Problem statement - Every line below that mentions the word "JSON" should be copied out.

[Dataset rows about figures]
══════════
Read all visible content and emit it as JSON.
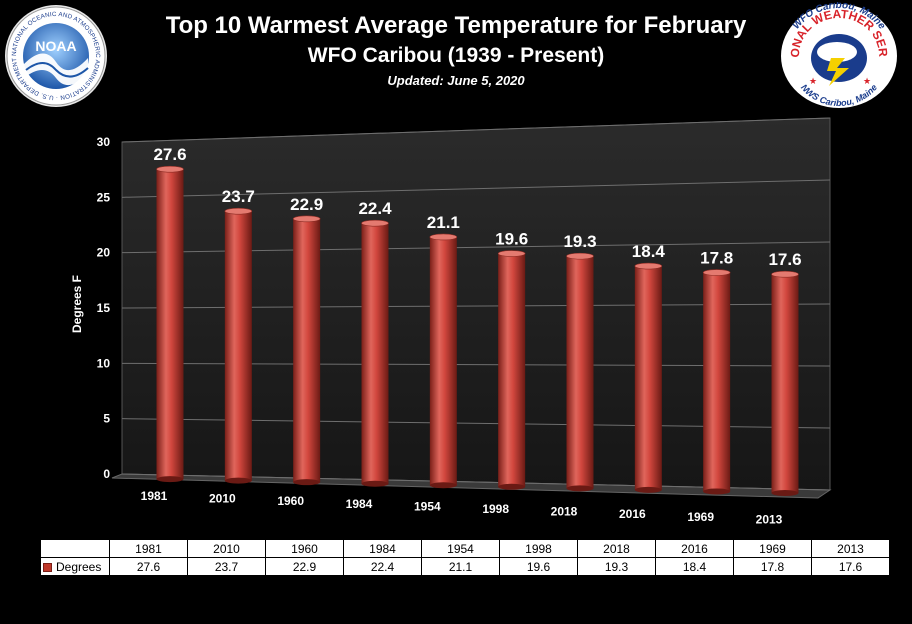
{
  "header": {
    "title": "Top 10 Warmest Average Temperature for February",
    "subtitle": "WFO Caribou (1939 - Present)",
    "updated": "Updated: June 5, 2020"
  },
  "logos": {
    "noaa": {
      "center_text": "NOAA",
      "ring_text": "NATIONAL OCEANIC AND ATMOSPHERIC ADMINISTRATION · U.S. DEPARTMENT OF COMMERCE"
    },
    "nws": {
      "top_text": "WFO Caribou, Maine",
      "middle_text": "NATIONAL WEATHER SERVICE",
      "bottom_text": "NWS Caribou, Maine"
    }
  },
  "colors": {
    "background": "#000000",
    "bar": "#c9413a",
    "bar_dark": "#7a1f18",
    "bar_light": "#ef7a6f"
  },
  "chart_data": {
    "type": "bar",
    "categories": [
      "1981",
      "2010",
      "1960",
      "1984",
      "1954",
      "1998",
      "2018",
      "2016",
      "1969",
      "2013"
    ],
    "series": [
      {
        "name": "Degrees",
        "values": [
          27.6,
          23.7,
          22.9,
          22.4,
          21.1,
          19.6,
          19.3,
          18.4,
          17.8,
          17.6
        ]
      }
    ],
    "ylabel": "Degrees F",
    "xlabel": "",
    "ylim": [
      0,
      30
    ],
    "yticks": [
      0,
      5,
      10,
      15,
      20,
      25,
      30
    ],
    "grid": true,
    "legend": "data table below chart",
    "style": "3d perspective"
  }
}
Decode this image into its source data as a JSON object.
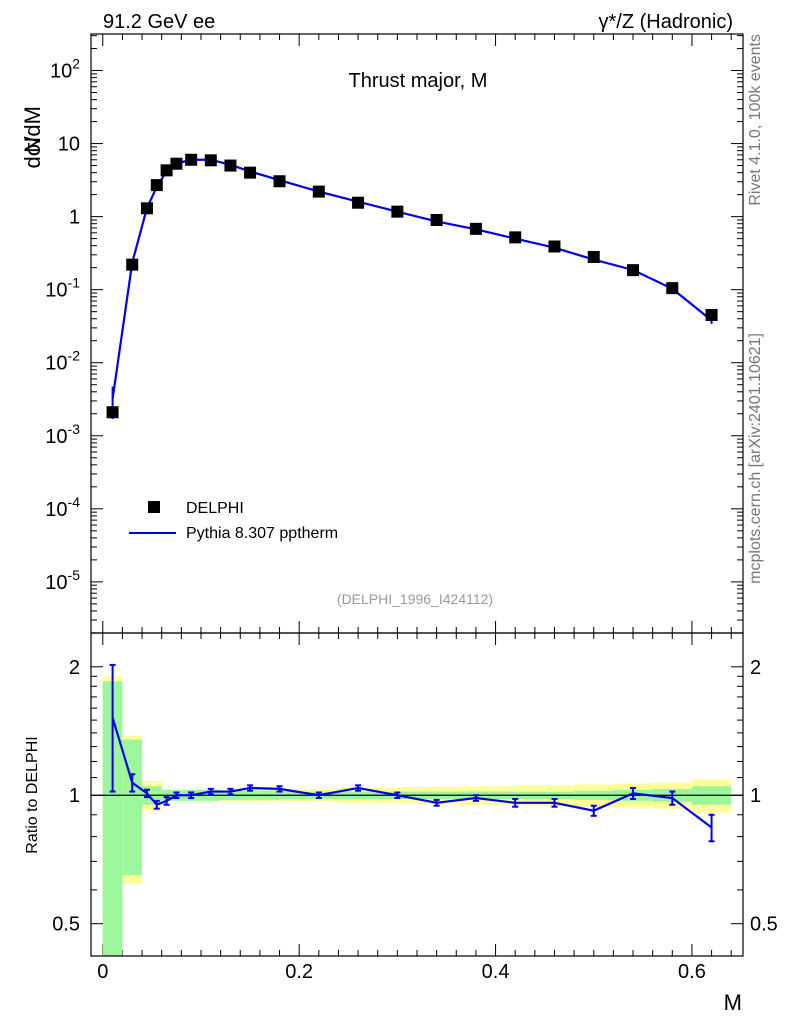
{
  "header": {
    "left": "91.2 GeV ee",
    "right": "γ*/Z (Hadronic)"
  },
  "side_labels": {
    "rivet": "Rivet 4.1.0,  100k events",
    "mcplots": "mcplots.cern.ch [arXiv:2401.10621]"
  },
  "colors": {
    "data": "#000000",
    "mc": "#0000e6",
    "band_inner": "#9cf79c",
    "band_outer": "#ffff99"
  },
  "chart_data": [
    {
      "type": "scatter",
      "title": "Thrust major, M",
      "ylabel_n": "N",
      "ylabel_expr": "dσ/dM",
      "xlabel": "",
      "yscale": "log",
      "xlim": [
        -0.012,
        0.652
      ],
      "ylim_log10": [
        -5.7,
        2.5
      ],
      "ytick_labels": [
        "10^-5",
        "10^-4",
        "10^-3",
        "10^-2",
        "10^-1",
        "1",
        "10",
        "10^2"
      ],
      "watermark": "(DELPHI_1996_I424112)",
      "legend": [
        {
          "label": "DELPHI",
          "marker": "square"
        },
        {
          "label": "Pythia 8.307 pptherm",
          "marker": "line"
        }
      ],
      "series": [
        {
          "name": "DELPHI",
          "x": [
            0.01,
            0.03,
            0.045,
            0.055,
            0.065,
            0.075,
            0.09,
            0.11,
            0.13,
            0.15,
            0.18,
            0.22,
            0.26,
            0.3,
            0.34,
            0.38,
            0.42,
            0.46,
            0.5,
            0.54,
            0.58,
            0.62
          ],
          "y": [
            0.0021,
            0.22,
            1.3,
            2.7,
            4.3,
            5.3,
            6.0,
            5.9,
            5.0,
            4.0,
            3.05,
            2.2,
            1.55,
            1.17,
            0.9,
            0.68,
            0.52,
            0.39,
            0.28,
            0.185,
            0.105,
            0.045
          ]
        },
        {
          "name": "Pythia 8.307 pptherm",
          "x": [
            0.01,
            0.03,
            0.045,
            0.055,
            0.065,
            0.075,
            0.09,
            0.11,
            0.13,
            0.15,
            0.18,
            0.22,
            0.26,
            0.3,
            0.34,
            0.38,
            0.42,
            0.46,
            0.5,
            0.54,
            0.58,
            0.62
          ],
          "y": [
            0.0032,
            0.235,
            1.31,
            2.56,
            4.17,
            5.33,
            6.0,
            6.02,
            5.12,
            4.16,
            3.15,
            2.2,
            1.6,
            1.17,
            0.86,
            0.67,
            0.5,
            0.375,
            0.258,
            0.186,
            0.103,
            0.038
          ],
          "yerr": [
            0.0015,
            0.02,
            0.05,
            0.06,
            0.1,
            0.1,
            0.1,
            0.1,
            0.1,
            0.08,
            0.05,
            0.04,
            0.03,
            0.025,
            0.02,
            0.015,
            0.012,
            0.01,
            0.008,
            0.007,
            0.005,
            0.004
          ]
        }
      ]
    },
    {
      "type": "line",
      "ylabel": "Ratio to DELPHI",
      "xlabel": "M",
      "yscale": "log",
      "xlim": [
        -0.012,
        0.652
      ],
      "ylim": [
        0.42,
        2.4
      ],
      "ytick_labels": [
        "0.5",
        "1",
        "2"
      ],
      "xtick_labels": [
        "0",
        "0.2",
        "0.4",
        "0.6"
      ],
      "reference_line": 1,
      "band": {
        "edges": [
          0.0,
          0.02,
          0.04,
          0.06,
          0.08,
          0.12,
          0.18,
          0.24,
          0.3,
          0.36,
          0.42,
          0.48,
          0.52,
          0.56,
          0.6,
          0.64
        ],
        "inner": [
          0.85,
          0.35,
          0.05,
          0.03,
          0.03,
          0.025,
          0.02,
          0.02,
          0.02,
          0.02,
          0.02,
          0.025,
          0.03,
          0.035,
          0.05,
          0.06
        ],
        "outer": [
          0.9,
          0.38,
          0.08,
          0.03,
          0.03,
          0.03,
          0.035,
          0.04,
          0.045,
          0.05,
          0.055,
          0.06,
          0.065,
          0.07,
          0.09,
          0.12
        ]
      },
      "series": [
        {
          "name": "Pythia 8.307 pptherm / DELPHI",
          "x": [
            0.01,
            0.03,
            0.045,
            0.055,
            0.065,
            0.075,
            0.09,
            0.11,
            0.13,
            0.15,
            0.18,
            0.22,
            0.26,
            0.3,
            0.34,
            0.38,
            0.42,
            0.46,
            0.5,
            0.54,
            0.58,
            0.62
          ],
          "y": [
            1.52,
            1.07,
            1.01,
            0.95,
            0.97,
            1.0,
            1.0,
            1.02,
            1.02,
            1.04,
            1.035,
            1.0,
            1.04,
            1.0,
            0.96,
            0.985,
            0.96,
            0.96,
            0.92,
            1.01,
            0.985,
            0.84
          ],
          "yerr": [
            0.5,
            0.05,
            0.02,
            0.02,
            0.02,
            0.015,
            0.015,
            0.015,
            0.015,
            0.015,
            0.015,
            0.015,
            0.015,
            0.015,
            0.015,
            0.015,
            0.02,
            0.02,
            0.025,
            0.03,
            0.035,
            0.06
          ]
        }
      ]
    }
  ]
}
══════════
Written solution -
Read all visible content and emit it as JSON.
Decode this image into its source data as a JSON object.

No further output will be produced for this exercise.